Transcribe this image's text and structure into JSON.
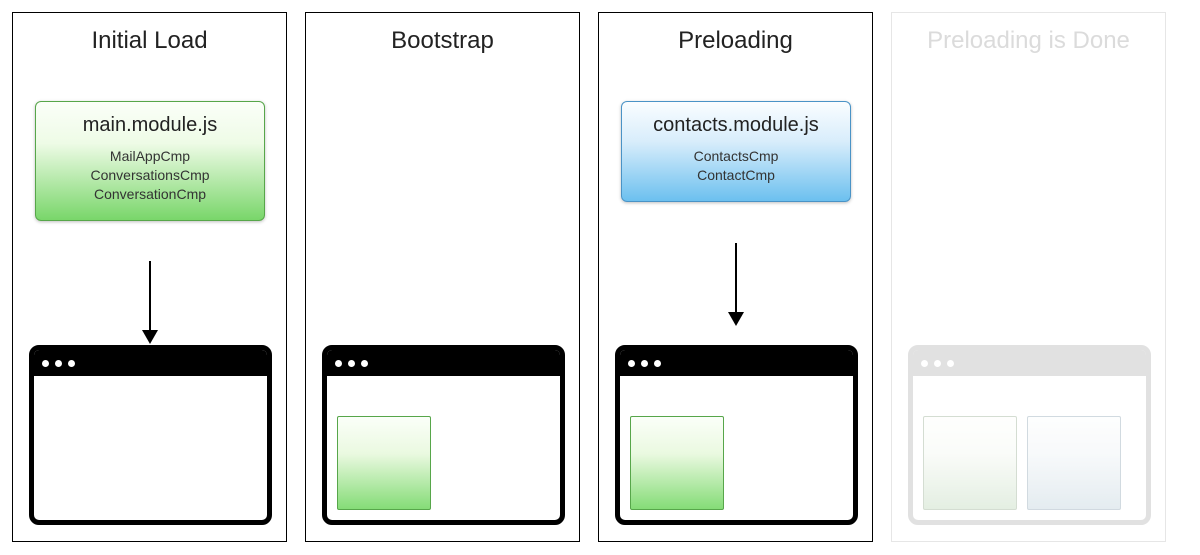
{
  "panels": [
    {
      "title": "Initial Load"
    },
    {
      "title": "Bootstrap"
    },
    {
      "title": "Preloading"
    },
    {
      "title": "Preloading is Done"
    }
  ],
  "module_main": {
    "title": "main.module.js",
    "lines": [
      "MailAppCmp",
      "ConversationsCmp",
      "ConversationCmp"
    ]
  },
  "module_contacts": {
    "title": "contacts.module.js",
    "lines": [
      "ContactsCmp",
      "ContactCmp"
    ]
  },
  "colors": {
    "green_start": "#fbfff9",
    "green_end": "#79d66a",
    "blue_start": "#fafdff",
    "blue_end": "#6cc0ef",
    "faded_border": "#c8c8c8"
  }
}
----
[EXERCISE OBJECTIVE]:
Choose all lines containing the string "title" and copy them out.

[TASK ANSWER]:
      "title": "Initial Load"
      "title": "Bootstrap"
      "title": "Preloading"
      "title": "Preloading is Done"
    "title": "main.module.js",
    "title": "contacts.module.js",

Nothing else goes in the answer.